── Dataset rows ──

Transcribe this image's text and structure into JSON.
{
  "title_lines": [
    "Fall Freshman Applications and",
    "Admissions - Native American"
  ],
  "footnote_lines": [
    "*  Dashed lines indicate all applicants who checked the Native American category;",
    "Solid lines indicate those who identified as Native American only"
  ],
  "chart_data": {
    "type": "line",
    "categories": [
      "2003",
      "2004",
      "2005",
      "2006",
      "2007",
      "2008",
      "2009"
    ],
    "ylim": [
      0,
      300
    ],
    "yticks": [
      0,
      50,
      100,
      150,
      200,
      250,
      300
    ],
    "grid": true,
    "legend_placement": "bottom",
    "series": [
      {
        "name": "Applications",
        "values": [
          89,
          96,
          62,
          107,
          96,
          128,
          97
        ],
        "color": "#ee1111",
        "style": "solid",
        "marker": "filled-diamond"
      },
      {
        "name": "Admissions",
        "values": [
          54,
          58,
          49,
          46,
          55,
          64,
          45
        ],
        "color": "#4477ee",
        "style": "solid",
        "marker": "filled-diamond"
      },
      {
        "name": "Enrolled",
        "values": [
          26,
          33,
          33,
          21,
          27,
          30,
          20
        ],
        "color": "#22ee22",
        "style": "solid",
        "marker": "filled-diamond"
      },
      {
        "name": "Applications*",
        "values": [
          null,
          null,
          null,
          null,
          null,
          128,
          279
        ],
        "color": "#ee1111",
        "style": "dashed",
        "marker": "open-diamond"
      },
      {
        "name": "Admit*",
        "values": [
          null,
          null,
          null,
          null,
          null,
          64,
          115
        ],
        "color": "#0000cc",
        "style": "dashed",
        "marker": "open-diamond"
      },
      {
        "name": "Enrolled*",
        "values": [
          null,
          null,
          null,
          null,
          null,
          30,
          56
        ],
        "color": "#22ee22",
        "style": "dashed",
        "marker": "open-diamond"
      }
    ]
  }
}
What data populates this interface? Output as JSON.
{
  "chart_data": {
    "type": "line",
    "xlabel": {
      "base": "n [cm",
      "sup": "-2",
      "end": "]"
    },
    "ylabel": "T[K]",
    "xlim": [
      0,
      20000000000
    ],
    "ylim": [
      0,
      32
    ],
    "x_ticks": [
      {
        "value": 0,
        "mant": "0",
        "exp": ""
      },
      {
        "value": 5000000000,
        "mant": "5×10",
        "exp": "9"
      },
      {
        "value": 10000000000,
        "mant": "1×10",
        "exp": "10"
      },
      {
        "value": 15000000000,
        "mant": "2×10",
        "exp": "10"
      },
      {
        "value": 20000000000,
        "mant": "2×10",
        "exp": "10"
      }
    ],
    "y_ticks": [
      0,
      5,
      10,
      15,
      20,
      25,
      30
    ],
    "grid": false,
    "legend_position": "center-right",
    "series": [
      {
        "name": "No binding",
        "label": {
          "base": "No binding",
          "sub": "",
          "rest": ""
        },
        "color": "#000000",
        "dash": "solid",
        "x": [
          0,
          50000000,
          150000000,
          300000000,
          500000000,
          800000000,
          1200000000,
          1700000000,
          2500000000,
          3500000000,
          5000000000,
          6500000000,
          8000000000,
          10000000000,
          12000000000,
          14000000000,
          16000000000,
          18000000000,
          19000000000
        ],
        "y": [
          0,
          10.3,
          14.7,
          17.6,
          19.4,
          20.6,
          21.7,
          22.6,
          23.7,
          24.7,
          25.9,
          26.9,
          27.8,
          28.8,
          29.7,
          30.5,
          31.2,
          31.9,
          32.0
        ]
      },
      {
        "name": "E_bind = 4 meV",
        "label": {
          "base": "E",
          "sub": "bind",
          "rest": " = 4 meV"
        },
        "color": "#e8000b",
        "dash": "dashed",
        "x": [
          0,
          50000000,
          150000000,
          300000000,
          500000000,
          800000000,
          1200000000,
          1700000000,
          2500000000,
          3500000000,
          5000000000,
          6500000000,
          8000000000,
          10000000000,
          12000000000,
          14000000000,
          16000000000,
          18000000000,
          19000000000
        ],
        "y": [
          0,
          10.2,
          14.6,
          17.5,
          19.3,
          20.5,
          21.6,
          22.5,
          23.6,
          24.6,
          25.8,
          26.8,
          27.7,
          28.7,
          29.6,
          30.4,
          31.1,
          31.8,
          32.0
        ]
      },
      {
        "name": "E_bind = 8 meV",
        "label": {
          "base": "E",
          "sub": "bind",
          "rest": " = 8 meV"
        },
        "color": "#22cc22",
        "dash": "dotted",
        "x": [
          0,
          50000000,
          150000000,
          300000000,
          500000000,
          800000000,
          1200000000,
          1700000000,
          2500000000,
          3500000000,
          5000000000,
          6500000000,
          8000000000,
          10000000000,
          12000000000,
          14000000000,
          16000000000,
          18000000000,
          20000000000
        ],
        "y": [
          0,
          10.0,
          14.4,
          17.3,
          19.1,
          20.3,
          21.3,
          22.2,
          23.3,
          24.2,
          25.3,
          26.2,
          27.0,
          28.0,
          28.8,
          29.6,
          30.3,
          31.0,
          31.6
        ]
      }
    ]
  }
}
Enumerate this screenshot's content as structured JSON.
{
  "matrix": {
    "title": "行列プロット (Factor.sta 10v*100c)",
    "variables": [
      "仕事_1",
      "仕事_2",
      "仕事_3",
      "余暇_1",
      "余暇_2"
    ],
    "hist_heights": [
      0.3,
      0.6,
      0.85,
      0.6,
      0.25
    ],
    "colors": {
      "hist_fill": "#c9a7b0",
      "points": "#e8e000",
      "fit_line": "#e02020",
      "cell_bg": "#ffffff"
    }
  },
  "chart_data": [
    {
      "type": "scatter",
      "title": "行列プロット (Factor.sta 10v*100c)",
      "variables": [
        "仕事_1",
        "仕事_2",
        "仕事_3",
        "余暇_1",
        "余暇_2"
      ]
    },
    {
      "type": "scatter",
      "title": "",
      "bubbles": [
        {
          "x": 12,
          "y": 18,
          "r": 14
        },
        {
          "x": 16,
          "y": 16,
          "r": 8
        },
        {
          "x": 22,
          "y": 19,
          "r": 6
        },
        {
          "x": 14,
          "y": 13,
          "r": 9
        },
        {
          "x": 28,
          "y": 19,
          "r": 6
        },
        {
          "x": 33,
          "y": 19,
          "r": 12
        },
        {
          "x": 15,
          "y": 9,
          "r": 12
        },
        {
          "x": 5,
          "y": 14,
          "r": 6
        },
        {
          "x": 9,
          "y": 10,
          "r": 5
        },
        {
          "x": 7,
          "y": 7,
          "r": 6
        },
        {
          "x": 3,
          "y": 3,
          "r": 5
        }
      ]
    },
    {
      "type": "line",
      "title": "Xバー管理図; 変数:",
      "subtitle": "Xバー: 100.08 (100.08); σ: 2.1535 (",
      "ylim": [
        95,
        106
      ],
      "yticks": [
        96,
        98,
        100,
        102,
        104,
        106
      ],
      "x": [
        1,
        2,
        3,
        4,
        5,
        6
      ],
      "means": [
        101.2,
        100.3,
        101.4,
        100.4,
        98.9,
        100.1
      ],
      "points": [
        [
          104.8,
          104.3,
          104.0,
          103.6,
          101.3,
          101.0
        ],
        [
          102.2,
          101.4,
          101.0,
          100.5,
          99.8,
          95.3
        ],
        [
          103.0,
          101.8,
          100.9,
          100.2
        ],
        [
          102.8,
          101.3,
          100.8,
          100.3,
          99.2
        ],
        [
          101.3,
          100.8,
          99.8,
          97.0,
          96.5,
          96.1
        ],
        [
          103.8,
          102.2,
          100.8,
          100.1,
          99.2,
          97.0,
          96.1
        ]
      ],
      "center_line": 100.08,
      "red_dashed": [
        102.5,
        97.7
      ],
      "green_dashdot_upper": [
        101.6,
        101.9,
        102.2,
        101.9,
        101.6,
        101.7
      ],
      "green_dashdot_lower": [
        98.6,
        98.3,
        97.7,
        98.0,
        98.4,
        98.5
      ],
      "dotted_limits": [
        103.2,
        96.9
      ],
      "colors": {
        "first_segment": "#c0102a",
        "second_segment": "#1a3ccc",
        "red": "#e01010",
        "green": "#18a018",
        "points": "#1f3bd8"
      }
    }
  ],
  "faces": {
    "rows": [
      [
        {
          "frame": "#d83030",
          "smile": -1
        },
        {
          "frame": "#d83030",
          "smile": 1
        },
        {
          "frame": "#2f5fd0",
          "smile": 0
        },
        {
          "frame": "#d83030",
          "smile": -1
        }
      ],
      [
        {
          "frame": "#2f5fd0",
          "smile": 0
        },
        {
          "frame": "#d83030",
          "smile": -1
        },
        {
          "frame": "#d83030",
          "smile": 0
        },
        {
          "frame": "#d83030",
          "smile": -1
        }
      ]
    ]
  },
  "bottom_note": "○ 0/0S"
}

───

> **Required task**
Extract every line above containing the word "indicate".

> **Written answer**
    "*  Dashed lines indicate all applicants who checked the Native American category;",
    "Solid lines indicate those who identified as Native American only"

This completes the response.